=== Given exercise ===
The records below are to be quoted in full; please keep every word exact.

##### Data rows #####

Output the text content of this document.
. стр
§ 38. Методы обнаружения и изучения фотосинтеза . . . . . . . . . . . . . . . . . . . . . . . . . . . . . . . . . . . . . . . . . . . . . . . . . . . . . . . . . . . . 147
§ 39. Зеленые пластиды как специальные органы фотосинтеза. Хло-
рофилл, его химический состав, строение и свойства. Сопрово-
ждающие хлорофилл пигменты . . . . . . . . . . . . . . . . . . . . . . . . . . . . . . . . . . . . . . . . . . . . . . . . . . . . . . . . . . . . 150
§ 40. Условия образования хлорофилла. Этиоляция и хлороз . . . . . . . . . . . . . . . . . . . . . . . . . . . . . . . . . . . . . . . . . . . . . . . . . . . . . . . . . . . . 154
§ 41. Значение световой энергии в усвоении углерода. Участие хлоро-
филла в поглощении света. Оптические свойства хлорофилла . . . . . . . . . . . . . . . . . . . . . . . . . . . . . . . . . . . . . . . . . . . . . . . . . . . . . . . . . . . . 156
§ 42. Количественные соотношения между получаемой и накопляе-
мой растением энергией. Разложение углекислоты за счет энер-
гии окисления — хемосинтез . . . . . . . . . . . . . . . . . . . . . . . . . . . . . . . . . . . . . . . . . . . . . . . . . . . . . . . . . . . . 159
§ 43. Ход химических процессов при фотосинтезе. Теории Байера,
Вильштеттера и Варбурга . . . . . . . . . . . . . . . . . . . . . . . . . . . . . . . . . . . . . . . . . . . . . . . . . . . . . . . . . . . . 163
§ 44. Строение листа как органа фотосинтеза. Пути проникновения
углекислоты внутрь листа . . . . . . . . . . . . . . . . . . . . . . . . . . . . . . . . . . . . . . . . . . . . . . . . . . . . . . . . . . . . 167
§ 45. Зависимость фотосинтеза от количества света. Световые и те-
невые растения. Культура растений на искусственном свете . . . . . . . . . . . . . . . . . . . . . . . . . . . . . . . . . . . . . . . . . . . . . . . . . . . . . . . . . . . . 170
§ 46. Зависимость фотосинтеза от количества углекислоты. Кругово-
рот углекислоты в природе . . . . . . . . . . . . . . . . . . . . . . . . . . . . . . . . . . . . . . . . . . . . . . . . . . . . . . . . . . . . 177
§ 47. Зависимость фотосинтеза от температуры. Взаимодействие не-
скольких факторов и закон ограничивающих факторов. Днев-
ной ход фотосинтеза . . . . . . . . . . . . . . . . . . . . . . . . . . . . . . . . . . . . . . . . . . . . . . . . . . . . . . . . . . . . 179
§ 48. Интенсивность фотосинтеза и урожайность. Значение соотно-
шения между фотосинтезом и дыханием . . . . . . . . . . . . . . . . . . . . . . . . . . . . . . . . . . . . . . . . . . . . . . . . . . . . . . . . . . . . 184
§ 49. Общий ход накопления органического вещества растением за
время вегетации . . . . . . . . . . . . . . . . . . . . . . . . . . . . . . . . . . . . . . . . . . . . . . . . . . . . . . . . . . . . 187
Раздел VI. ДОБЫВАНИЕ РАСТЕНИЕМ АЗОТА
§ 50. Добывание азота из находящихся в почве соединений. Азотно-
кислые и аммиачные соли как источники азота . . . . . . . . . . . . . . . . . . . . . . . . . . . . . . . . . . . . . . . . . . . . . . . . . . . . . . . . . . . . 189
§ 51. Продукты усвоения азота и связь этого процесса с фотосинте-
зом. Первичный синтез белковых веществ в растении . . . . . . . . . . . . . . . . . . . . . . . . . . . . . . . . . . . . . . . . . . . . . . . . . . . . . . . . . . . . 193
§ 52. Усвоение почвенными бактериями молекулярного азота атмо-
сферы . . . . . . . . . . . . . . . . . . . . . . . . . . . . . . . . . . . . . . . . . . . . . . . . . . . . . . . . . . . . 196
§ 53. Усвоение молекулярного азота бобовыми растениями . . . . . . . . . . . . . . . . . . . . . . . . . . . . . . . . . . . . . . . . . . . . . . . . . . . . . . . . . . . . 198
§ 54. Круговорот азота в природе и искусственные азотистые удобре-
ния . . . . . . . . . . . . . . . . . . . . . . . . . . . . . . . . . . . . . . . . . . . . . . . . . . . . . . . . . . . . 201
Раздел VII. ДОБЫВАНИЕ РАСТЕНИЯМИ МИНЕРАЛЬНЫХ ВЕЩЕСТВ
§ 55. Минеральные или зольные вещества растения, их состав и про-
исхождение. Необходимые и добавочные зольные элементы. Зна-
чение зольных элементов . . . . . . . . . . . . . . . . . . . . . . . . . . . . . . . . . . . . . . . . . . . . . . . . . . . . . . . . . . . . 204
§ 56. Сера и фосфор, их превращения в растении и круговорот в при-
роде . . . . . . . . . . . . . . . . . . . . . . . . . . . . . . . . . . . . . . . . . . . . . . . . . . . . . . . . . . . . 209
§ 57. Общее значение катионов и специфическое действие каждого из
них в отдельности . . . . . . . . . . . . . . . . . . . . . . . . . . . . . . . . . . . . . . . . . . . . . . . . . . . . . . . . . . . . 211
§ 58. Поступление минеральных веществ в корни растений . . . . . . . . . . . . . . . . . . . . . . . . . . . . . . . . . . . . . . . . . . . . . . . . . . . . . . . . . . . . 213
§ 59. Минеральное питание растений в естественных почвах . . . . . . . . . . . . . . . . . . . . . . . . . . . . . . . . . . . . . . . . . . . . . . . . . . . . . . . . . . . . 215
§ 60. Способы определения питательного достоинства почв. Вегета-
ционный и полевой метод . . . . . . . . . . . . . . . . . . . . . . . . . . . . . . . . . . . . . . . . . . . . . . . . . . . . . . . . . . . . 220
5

#####

=== Problem solution ===
Output the text content of this document.
. стр
§ 38. Методы обнаружения и изучения фотосинтеза . . . . . . . . . . . . . . . . . . . . . . . . . . . . . . . . . . . . . . . . . . . . . . . . . . . . . . . . . . . . 147
§ 39. Зеленые пластиды как специальные органы фотосинтеза. Хло-
рофилл, его химический состав, строение и свойства. Сопрово-
ждающие хлорофилл пигменты . . . . . . . . . . . . . . . . . . . . . . . . . . . . . . . . . . . . . . . . . . . . . . . . . . . . . . . . . . . . 150
§ 40. Условия образования хлорофилла. Этиоляция и хлороз . . . . . . . . . . . . . . . . . . . . . . . . . . . . . . . . . . . . . . . . . . . . . . . . . . . . . . . . . . . . 154
§ 41. Значение световой энергии в усвоении углерода. Участие хлоро-
филла в поглощении света. Оптические свойства хлорофилла . . . . . . . . . . . . . . . . . . . . . . . . . . . . . . . . . . . . . . . . . . . . . . . . . . . . . . . . . . . . 156
§ 42. Количественные соотношения между получаемой и накопляе-
мой растением энергией. Разложение углекислоты за счет энер-
гии окисления — хемосинтез . . . . . . . . . . . . . . . . . . . . . . . . . . . . . . . . . . . . . . . . . . . . . . . . . . . . . . . . . . . . 159
§ 43. Ход химических процессов при фотосинтезе. Теории Байера,
Вильштеттера и Варбурга . . . . . . . . . . . . . . . . . . . . . . . . . . . . . . . . . . . . . . . . . . . . . . . . . . . . . . . . . . . . 163
§ 44. Строение листа как органа фотосинтеза. Пути проникновения
углекислоты внутрь листа . . . . . . . . . . . . . . . . . . . . . . . . . . . . . . . . . . . . . . . . . . . . . . . . . . . . . . . . . . . . 167
§ 45. Зависимость фотосинтеза от количества света. Световые и те-
невые растения. Культура растений на искусственном свете . . . . . . . . . . . . . . . . . . . . . . . . . . . . . . . . . . . . . . . . . . . . . . . . . . . . . . . . . . . . 170
§ 46. Зависимость фотосинтеза от количества углекислоты. Кругово-
рот углекислоты в природе . . . . . . . . . . . . . . . . . . . . . . . . . . . . . . . . . . . . . . . . . . . . . . . . . . . . . . . . . . . . 177
§ 47. Зависимость фотосинтеза от температуры. Взаимодействие не-
скольких факторов и закон ограничивающих факторов. Днев-
ной ход фотосинтеза . . . . . . . . . . . . . . . . . . . . . . . . . . . . . . . . . . . . . . . . . . . . . . . . . . . . . . . . . . . . 179
§ 48. Интенсивность фотосинтеза и урожайность. Значение соотно-
шения между фотосинтезом и дыханием . . . . . . . . . . . . . . . . . . . . . . . . . . . . . . . . . . . . . . . . . . . . . . . . . . . . . . . . . . . . 184
§ 49. Общий ход накопления органического вещества растением за
время вегетации . . . . . . . . . . . . . . . . . . . . . . . . . . . . . . . . . . . . . . . . . . . . . . . . . . . . . . . . . . . . 187
Раздел VI. ДОБЫВАНИЕ РАСТЕНИЕМ АЗОТА
§ 50. Добывание азота из находящихся в почве соединений. Азотно-
кислые и аммиачные соли как источники азота . . . . . . . . . . . . . . . . . . . . . . . . . . . . . . . . . . . . . . . . . . . . . . . . . . . . . . . . . . . . 189
§ 51. Продукты усвоения азота и связь этого процесса с фотосинте-
зом. Первичный синтез белковых веществ в растении . . . . . . . . . . . . . . . . . . . . . . . . . . . . . . . . . . . . . . . . . . . . . . . . . . . . . . . . . . . . 193
§ 52. Усвоение почвенными бактериями молекулярного азота атмо-
сферы . . . . . . . . . . . . . . . . . . . . . . . . . . . . . . . . . . . . . . . . . . . . . . . . . . . . . . . . . . . . 196
§ 53. Усвоение молекулярного азота бобовыми растениями . . . . . . . . . . . . . . . . . . . . . . . . . . . . . . . . . . . . . . . . . . . . . . . . . . . . . . . . . . . . 198
§ 54. Круговорот азота в природе и искусственные азотистые удобре-
ния . . . . . . . . . . . . . . . . . . . . . . . . . . . . . . . . . . . . . . . . . . . . . . . . . . . . . . . . . . . . 201
Раздел VII. ДОБЫВАНИЕ РАСТЕНИЯМИ МИНЕРАЛЬНЫХ ВЕЩЕСТВ
§ 55. Минеральные или зольные вещества растения, их состав и про-
исхождение. Необходимые и добавочные зольные элементы. Зна-
чение зольных элементов . . . . . . . . . . . . . . . . . . . . . . . . . . . . . . . . . . . . . . . . . . . . . . . . . . . . . . . . . . . . 204
§ 56. Сера и фосфор, их превращения в растении и круговорот в при-
роде . . . . . . . . . . . . . . . . . . . . . . . . . . . . . . . . . . . . . . . . . . . . . . . . . . . . . . . . . . . . 209
§ 57. Общее значение катионов и специфическое действие каждого из
них в отдельности . . . . . . . . . . . . . . . . . . . . . . . . . . . . . . . . . . . . . . . . . . . . . . . . . . . . . . . . . . . . 211
§ 58. Поступление минеральных веществ в корни растений . . . . . . . . . . . . . . . . . . . . . . . . . . . . . . . . . . . . . . . . . . . . . . . . . . . . . . . . . . . . 213
§ 59. Минеральное питание растений в естественных почвах . . . . . . . . . . . . . . . . . . . . . . . . . . . . . . . . . . . . . . . . . . . . . . . . . . . . . . . . . . . . 215
§ 60. Способы определения питательного достоинства почв. Вегета-
ционный и полевой метод . . . . . . . . . . . . . . . . . . . . . . . . . . . . . . . . . . . . . . . . . . . . . . . . . . . . . . . . . . . . 220
5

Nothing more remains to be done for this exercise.